## SET PROBLEM:
Give back every line of the data below without any changes, but leave out the pictures.

## EXTRACTED DATA:

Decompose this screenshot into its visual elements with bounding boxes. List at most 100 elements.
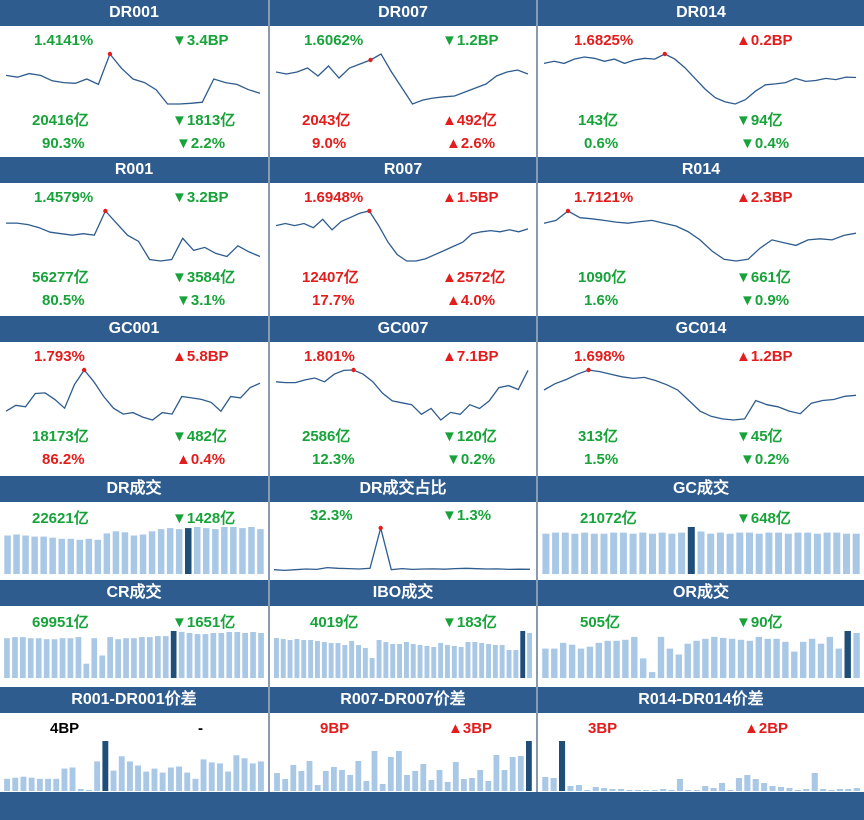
volume-bar-chart-bar (51, 639, 58, 678)
spread-bar-chart-bar (452, 762, 459, 791)
volume-bar-chart-bar (755, 636, 762, 678)
volume-bar-chart-bar (438, 643, 444, 678)
panel-spread-2[interactable]: R007-DR007价差 9BP ▲3BP (270, 687, 536, 791)
panel-dr001[interactable]: DR001 1.4141% ▼3.4BP 20416亿 ▼1813亿 90.3% ▼2.2% (0, 0, 268, 156)
spread-bar-chart (542, 741, 860, 791)
panel-r014[interactable]: R014 1.7121% ▲2.3BP 1090亿 ▼661亿 1.6% ▼0.9% (538, 157, 864, 313)
volume-change: ▼120亿 (442, 428, 497, 445)
spread-bar-chart-bar (347, 775, 354, 791)
volume-value: 313亿 (578, 428, 619, 445)
spread-bar-chart-bar (584, 790, 591, 791)
spread-bar-chart-bar (517, 756, 524, 791)
spread-bar-chart-bar (69, 767, 76, 791)
rate-change: ▲5.8BP (172, 348, 229, 365)
spread-bar-chart-bar (778, 787, 785, 791)
share-value: 1.5% (584, 451, 619, 468)
spread-bar-chart-bar (12, 777, 19, 791)
panel-gc014[interactable]: GC014 1.698% ▲1.2BP 313亿 ▼45亿 1.5% ▼0.2% (538, 316, 864, 472)
footer-bar (0, 792, 864, 820)
panel-gc-volume[interactable]: GC成交 21072亿 ▼648亿 (538, 476, 864, 578)
volume-bar-chart-bar (791, 651, 798, 678)
spread-bar-chart-bar (396, 751, 402, 791)
volume-bar-chart-bar (492, 645, 498, 678)
panel-dr-share[interactable]: DR成交占比 32.3% ▼1.3% (270, 476, 536, 578)
spread-value: 9BP (320, 720, 350, 737)
volume-bar-chart-bar (728, 638, 736, 678)
panel-r001[interactable]: R001 1.4579% ▼3.2BP 56277亿 ▼3584亿 80.5% ▼3.1% (0, 157, 268, 313)
volume-bar-chart-bar (12, 637, 18, 678)
volume-bar-chart-bar (687, 527, 695, 574)
spread-bar-chart-bar (20, 776, 27, 791)
panel-ibo-volume[interactable]: IBO成交 4019亿 ▼183亿 (270, 580, 536, 682)
volume-bar-chart-bar (294, 639, 300, 678)
spread-bar-chart-bar (208, 762, 215, 791)
rate-sparkline-line (275, 369, 529, 421)
spread-bar-chart-bar (493, 755, 500, 791)
volume-bar-chart-bar (397, 644, 402, 678)
rate-value: 1.7121% (574, 189, 634, 206)
rate-value: 1.793% (34, 348, 85, 365)
volume-bar-chart-bar (746, 532, 753, 574)
volume-bar-chart-bar (775, 532, 783, 574)
panel-dr-volume[interactable]: DR成交 22621亿 ▼1428亿 (0, 476, 268, 578)
panel-spread-1[interactable]: R001-DR001价差 4BP - (0, 687, 268, 791)
spread-bar-chart-bar (853, 788, 860, 791)
share-change: ▼0.9% (740, 292, 790, 309)
volume-change: ▼90亿 (736, 614, 783, 631)
panel-r007[interactable]: R007 1.6948% ▲1.5BP 12407亿 ▲2572亿 17.7% ▲4.0% (270, 157, 536, 313)
share-value: 80.5% (42, 292, 85, 309)
volume-bar-chart-bar (202, 634, 209, 678)
spread-bar-chart-bar (241, 758, 248, 791)
spread-bar-chart-bar (469, 778, 475, 791)
rate-change: ▲7.1BP (442, 348, 499, 365)
panel-dr014[interactable]: DR014 1.6825% ▲0.2BP 143亿 ▼94亿 0.6% ▼0.4% (538, 0, 864, 156)
panel-gc001[interactable]: GC001 1.793% ▲5.8BP 18173亿 ▼482亿 86.2% ▲0.4% (0, 316, 268, 472)
share-value: 86.2% (42, 451, 85, 468)
spread-bar-chart-bar (225, 771, 232, 791)
volume-bar-chart-bar (737, 639, 745, 678)
volume-bar-chart-bar (755, 533, 763, 574)
rate-change: ▲1.5BP (442, 189, 499, 206)
volume-change: ▼3584亿 (172, 269, 236, 286)
panel-cr-volume[interactable]: CR成交 69951亿 ▼1651亿 (0, 580, 268, 682)
volume-bar-chart-bar (76, 539, 83, 574)
rate-sparkline-line (5, 368, 261, 421)
spread-bar-chart-bar (363, 781, 370, 791)
panel-title: OR成交 (538, 580, 864, 606)
volume-bar-chart-bar (239, 528, 246, 574)
volume-value: 2586亿 (302, 428, 351, 445)
volume-bar-chart-bar (356, 645, 361, 678)
spread-bar-chart-bar (151, 768, 158, 791)
volume-bar-chart-bar (684, 643, 691, 678)
panel-or-volume[interactable]: OR成交 505亿 ▼90亿 (538, 580, 864, 682)
rate-value: 1.6062% (304, 32, 364, 49)
volume-bar-chart-bar (94, 539, 102, 574)
rate-sparkline (275, 53, 529, 105)
panel-dr007[interactable]: DR007 1.6062% ▼1.2BP 2043亿 ▲492亿 9.0% ▲2.6% (270, 0, 536, 156)
panel-spread-3[interactable]: R014-DR014价差 3BP ▲2BP (538, 687, 864, 791)
spread-bar-chart-bar (45, 778, 51, 791)
panel-title: DR成交 (0, 476, 268, 502)
spread-bar-chart-bar (509, 757, 516, 791)
rate-value: 1.6948% (304, 189, 364, 206)
spread-bar-chart-bar (668, 790, 675, 791)
volume-bar-chart-bar (542, 533, 550, 574)
volume-bar-chart-bar (649, 533, 656, 574)
volume-bar-chart-bar (451, 646, 457, 678)
volume-bar-chart-bar (40, 536, 47, 574)
volume-change: ▼183亿 (442, 614, 497, 631)
spread-bar-chart-bar (651, 790, 658, 791)
panel-gc007[interactable]: GC007 1.801% ▲7.1BP 2586亿 ▼120亿 12.3% ▼0.2% (270, 316, 536, 472)
panel-title: DR001 (0, 0, 268, 26)
share-value: 0.6% (584, 135, 619, 152)
volume-bar-chart-bar (808, 638, 816, 678)
spread-bar-chart-bar (710, 788, 717, 791)
share-line-chart-line (273, 525, 531, 572)
volume-bar-chart-bar (287, 640, 293, 678)
volume-bar-chart-bar (631, 636, 638, 678)
volume-bar-chart-bar (702, 638, 709, 678)
spread-bar-chart-bar (575, 785, 582, 791)
spread-bar-chart-bar (752, 779, 759, 791)
volume-bar-chart-bar (175, 529, 183, 574)
spread-bar-chart-bar (428, 780, 435, 791)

## SOLUTION BELOW:
Decompose this screenshot into its visual elements with bounding boxes. List at most 100 elements.
volume-bar-chart-bar (51, 639, 58, 678)
spread-bar-chart-bar (452, 762, 459, 791)
volume-bar-chart-bar (755, 636, 762, 678)
volume-bar-chart-bar (438, 643, 444, 678)
panel-spread-2[interactable]: R007-DR007价差 9BP ▲3BP (270, 687, 536, 791)
panel-dr001[interactable]: DR001 1.4141% ▼3.4BP 20416亿 ▼1813亿 90.3% ▼2.2% (0, 0, 268, 156)
spread-bar-chart (542, 741, 860, 791)
panel-r014[interactable]: R014 1.7121% ▲2.3BP 1090亿 ▼661亿 1.6% ▼0.9% (538, 157, 864, 313)
volume-change: ▼120亿 (442, 428, 497, 445)
spread-bar-chart-bar (347, 775, 354, 791)
volume-value: 313亿 (578, 428, 619, 445)
spread-bar-chart-bar (584, 790, 591, 791)
spread-bar-chart-bar (517, 756, 524, 791)
spread-bar-chart-bar (69, 767, 76, 791)
rate-change: ▲5.8BP (172, 348, 229, 365)
spread-bar-chart-bar (778, 787, 785, 791)
share-value: 1.5% (584, 451, 619, 468)
spread-bar-chart-bar (12, 777, 19, 791)
panel-gc014[interactable]: GC014 1.698% ▲1.2BP 313亿 ▼45亿 1.5% ▼0.2% (538, 316, 864, 472)
footer-bar (0, 792, 864, 820)
panel-gc-volume[interactable]: GC成交 21072亿 ▼648亿 (538, 476, 864, 578)
volume-bar-chart-bar (791, 651, 798, 678)
spread-bar-chart-bar (396, 751, 402, 791)
volume-bar-chart-bar (492, 645, 498, 678)
panel-dr-share[interactable]: DR成交占比 32.3% ▼1.3% (270, 476, 536, 578)
spread-value: 9BP (320, 720, 350, 737)
volume-bar-chart-bar (728, 638, 736, 678)
panel-r001[interactable]: R001 1.4579% ▼3.2BP 56277亿 ▼3584亿 80.5% ▼3.1% (0, 157, 268, 313)
volume-bar-chart-bar (12, 637, 18, 678)
volume-bar-chart-bar (687, 527, 695, 574)
spread-bar-chart-bar (20, 776, 27, 791)
panel-ibo-volume[interactable]: IBO成交 4019亿 ▼183亿 (270, 580, 536, 682)
volume-bar-chart-bar (294, 639, 300, 678)
spread-bar-chart-bar (208, 762, 215, 791)
rate-sparkline-line (275, 369, 529, 421)
spread-bar-chart-bar (493, 755, 500, 791)
volume-bar-chart-bar (397, 644, 402, 678)
rate-value: 1.7121% (574, 189, 634, 206)
rate-value: 1.793% (34, 348, 85, 365)
volume-bar-chart-bar (746, 532, 753, 574)
volume-bar-chart-bar (775, 532, 783, 574)
panel-dr-volume[interactable]: DR成交 22621亿 ▼1428亿 (0, 476, 268, 578)
panel-spread-1[interactable]: R001-DR001价差 4BP - (0, 687, 268, 791)
spread-bar-chart-bar (853, 788, 860, 791)
share-change: ▼0.9% (740, 292, 790, 309)
volume-change: ▼90亿 (736, 614, 783, 631)
panel-r007[interactable]: R007 1.6948% ▲1.5BP 12407亿 ▲2572亿 17.7% ▲4.0% (270, 157, 536, 313)
share-value: 80.5% (42, 292, 85, 309)
volume-bar-chart-bar (202, 634, 209, 678)
spread-bar-chart-bar (241, 758, 248, 791)
spread-bar-chart-bar (469, 778, 475, 791)
rate-change: ▲7.1BP (442, 348, 499, 365)
panel-dr014[interactable]: DR014 1.6825% ▲0.2BP 143亿 ▼94亿 0.6% ▼0.4% (538, 0, 864, 156)
panel-gc001[interactable]: GC001 1.793% ▲5.8BP 18173亿 ▼482亿 86.2% ▲0.4% (0, 316, 268, 472)
share-value: 86.2% (42, 451, 85, 468)
spread-bar-chart-bar (225, 771, 232, 791)
volume-bar-chart-bar (737, 639, 745, 678)
volume-bar-chart-bar (755, 533, 763, 574)
rate-change: ▲1.5BP (442, 189, 499, 206)
volume-change: ▼3584亿 (172, 269, 236, 286)
panel-cr-volume[interactable]: CR成交 69951亿 ▼1651亿 (0, 580, 268, 682)
volume-bar-chart-bar (76, 539, 83, 574)
rate-sparkline-line (5, 368, 261, 421)
spread-bar-chart-bar (363, 781, 370, 791)
panel-title: OR成交 (538, 580, 864, 606)
volume-bar-chart-bar (239, 528, 246, 574)
volume-value: 2586亿 (302, 428, 351, 445)
volume-bar-chart-bar (356, 645, 361, 678)
spread-bar-chart-bar (151, 768, 158, 791)
volume-bar-chart-bar (684, 643, 691, 678)
panel-or-volume[interactable]: OR成交 505亿 ▼90亿 (538, 580, 864, 682)
rate-value: 1.6062% (304, 32, 364, 49)
volume-bar-chart-bar (94, 539, 102, 574)
rate-sparkline (275, 53, 529, 105)
panel-dr007[interactable]: DR007 1.6062% ▼1.2BP 2043亿 ▲492亿 9.0% ▲2.6% (270, 0, 536, 156)
panel-spread-3[interactable]: R014-DR014价差 3BP ▲2BP (538, 687, 864, 791)
spread-bar-chart-bar (45, 778, 51, 791)
panel-title: DR成交 (0, 476, 268, 502)
spread-bar-chart-bar (509, 757, 516, 791)
rate-value: 1.6948% (304, 189, 364, 206)
spread-bar-chart-bar (668, 790, 675, 791)
volume-bar-chart-bar (542, 533, 550, 574)
volume-bar-chart-bar (649, 533, 656, 574)
volume-bar-chart-bar (451, 646, 457, 678)
volume-bar-chart-bar (40, 536, 47, 574)
volume-change: ▼183亿 (442, 614, 497, 631)
spread-bar-chart-bar (651, 790, 658, 791)
panel-gc007[interactable]: GC007 1.801% ▲7.1BP 2586亿 ▼120亿 12.3% ▼0.2% (270, 316, 536, 472)
panel-title: DR001 (0, 0, 268, 26)
share-value: 0.6% (584, 135, 619, 152)
volume-bar-chart-bar (808, 638, 816, 678)
spread-bar-chart-bar (710, 788, 717, 791)
share-line-chart-line (273, 525, 531, 572)
volume-bar-chart-bar (287, 640, 293, 678)
volume-bar-chart-bar (631, 636, 638, 678)
volume-bar-chart-bar (702, 638, 709, 678)
spread-bar-chart-bar (575, 785, 582, 791)
spread-bar-chart-bar (752, 779, 759, 791)
volume-bar-chart-bar (175, 529, 183, 574)
spread-bar-chart-bar (428, 780, 435, 791)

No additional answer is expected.